-- Start Data rows --

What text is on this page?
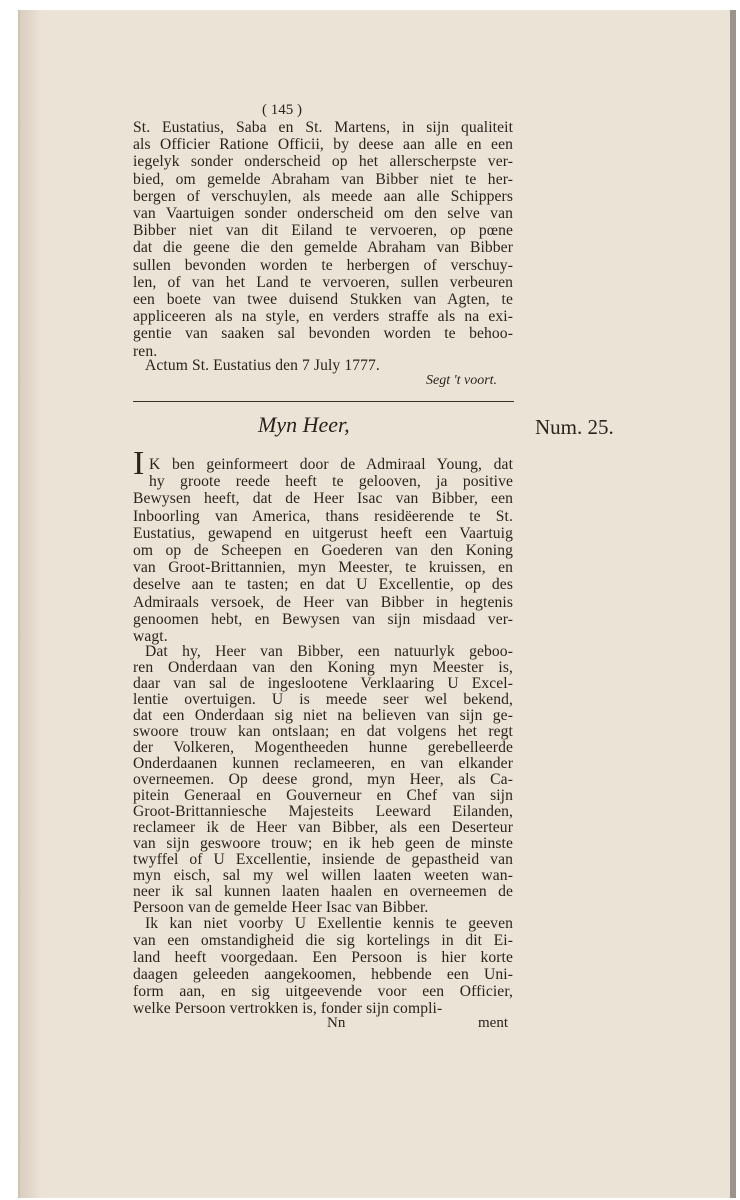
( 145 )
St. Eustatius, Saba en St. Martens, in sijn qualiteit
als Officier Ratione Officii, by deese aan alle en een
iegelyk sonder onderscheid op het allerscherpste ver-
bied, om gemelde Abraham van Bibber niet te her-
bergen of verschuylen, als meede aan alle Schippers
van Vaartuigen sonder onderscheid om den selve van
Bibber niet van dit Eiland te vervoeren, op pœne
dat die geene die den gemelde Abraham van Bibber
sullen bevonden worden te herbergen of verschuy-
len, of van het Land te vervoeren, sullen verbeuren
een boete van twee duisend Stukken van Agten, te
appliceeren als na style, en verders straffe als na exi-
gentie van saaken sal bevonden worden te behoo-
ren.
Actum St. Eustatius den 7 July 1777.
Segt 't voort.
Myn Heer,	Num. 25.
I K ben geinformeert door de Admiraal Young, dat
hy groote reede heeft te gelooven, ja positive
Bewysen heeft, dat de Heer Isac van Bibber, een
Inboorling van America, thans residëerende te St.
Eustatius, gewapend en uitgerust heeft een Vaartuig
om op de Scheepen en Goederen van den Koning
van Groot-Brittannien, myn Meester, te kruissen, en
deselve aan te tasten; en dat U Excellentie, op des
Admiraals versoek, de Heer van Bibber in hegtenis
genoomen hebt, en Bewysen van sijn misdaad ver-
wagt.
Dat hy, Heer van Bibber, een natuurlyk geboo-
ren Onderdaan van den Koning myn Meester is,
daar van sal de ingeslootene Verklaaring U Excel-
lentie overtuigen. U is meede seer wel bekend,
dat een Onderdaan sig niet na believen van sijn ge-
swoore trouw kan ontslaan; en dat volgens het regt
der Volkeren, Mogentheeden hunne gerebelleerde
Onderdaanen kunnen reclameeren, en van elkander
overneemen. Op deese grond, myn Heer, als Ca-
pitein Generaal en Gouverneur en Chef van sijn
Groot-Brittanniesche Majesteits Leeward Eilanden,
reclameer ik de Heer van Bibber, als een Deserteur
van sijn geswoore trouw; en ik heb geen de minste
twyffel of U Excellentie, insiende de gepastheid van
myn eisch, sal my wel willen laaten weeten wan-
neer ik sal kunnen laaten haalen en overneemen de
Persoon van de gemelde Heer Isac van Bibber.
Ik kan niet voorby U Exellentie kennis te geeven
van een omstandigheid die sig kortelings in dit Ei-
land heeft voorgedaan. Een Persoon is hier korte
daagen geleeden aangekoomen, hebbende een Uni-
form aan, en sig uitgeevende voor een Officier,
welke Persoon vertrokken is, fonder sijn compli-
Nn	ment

-- End Data rows --

# What you will do
Quote the records in their entirety, keeping the wording exact and excluding pictures.

# Problem solution
What text is on this page?
( 145 )
St. Eustatius, Saba en St. Martens, in sijn qualiteit
als Officier Ratione Officii, by deese aan alle en een
iegelyk sonder onderscheid op het allerscherpste ver-
bied, om gemelde Abraham van Bibber niet te her-
bergen of verschuylen, als meede aan alle Schippers
van Vaartuigen sonder onderscheid om den selve van
Bibber niet van dit Eiland te vervoeren, op pœne
dat die geene die den gemelde Abraham van Bibber
sullen bevonden worden te herbergen of verschuy-
len, of van het Land te vervoeren, sullen verbeuren
een boete van twee duisend Stukken van Agten, te
appliceeren als na style, en verders straffe als na exi-
gentie van saaken sal bevonden worden te behoo-
ren.
Actum St. Eustatius den 7 July 1777.
Segt 't voort.
Myn Heer,	Num. 25.
I K ben geinformeert door de Admiraal Young, dat
hy groote reede heeft te gelooven, ja positive
Bewysen heeft, dat de Heer Isac van Bibber, een
Inboorling van America, thans residëerende te St.
Eustatius, gewapend en uitgerust heeft een Vaartuig
om op de Scheepen en Goederen van den Koning
van Groot-Brittannien, myn Meester, te kruissen, en
deselve aan te tasten; en dat U Excellentie, op des
Admiraals versoek, de Heer van Bibber in hegtenis
genoomen hebt, en Bewysen van sijn misdaad ver-
wagt.
Dat hy, Heer van Bibber, een natuurlyk geboo-
ren Onderdaan van den Koning myn Meester is,
daar van sal de ingeslootene Verklaaring U Excel-
lentie overtuigen. U is meede seer wel bekend,
dat een Onderdaan sig niet na believen van sijn ge-
swoore trouw kan ontslaan; en dat volgens het regt
der Volkeren, Mogentheeden hunne gerebelleerde
Onderdaanen kunnen reclameeren, en van elkander
overneemen. Op deese grond, myn Heer, als Ca-
pitein Generaal en Gouverneur en Chef van sijn
Groot-Brittanniesche Majesteits Leeward Eilanden,
reclameer ik de Heer van Bibber, als een Deserteur
van sijn geswoore trouw; en ik heb geen de minste
twyffel of U Excellentie, insiende de gepastheid van
myn eisch, sal my wel willen laaten weeten wan-
neer ik sal kunnen laaten haalen en overneemen de
Persoon van de gemelde Heer Isac van Bibber.
Ik kan niet voorby U Exellentie kennis te geeven
van een omstandigheid die sig kortelings in dit Ei-
land heeft voorgedaan. Een Persoon is hier korte
daagen geleeden aangekoomen, hebbende een Uni-
form aan, en sig uitgeevende voor een Officier,
welke Persoon vertrokken is, fonder sijn compli-
Nn	ment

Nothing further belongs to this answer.